WRITTEN PROBLEM
Rewrite the listing below, switching every "x-tick-label" to "x-axis-label" and keeping everything else unchanged. Omit the pictures from your output.

[Image layout annotations]
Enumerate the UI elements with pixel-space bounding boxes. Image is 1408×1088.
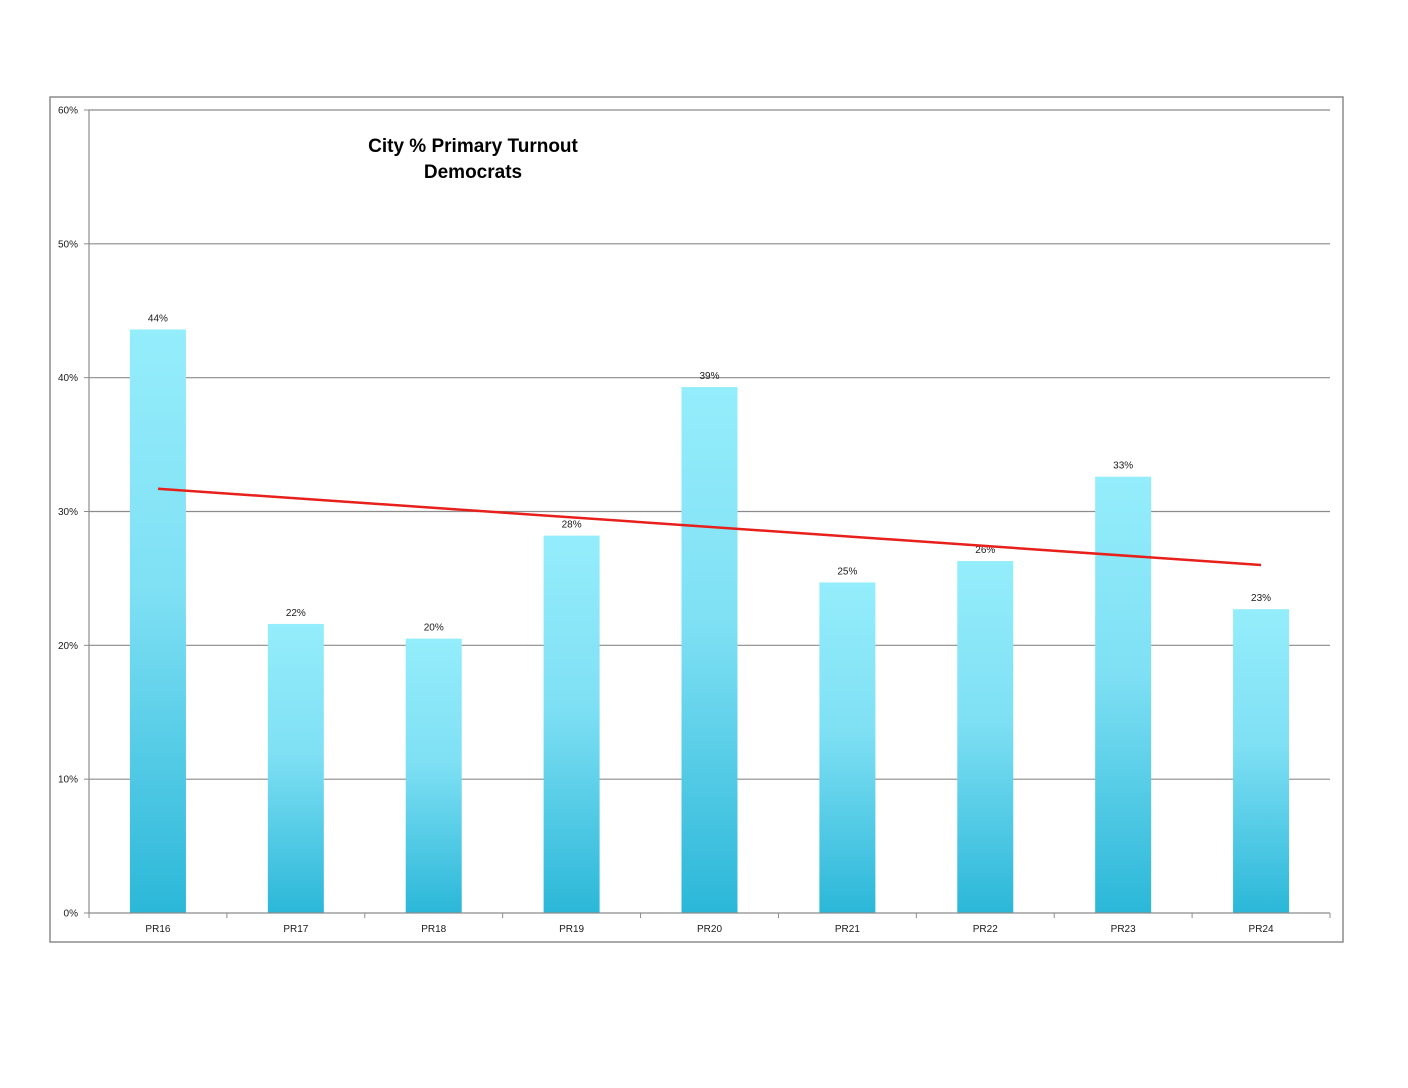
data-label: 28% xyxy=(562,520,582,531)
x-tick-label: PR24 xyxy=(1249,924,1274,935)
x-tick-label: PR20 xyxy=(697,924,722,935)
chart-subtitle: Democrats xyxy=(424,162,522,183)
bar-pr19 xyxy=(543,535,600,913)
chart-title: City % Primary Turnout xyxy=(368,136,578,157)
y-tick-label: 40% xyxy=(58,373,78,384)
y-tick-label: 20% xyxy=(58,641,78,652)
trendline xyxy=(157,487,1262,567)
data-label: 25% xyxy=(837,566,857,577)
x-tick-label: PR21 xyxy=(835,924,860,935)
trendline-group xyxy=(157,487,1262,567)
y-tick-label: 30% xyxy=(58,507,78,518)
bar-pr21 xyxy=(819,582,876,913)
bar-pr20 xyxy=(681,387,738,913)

FULL RESPONSE
Enumerate the UI elements with pixel-space bounding boxes. Image is 1408×1088.
data-label: 28% xyxy=(562,520,582,531)
x-axis-label: PR24 xyxy=(1249,924,1274,935)
x-axis-label: PR20 xyxy=(697,924,722,935)
chart-subtitle: Democrats xyxy=(424,162,522,183)
bar-pr19 xyxy=(543,535,600,913)
chart-title: City % Primary Turnout xyxy=(368,136,578,157)
y-tick-label: 40% xyxy=(58,373,78,384)
y-tick-label: 20% xyxy=(58,641,78,652)
trendline xyxy=(157,487,1262,567)
data-label: 25% xyxy=(837,566,857,577)
x-axis-label: PR21 xyxy=(835,924,860,935)
trendline-group xyxy=(157,487,1262,567)
y-tick-label: 30% xyxy=(58,507,78,518)
bar-pr21 xyxy=(819,582,876,913)
bar-pr20 xyxy=(681,387,738,913)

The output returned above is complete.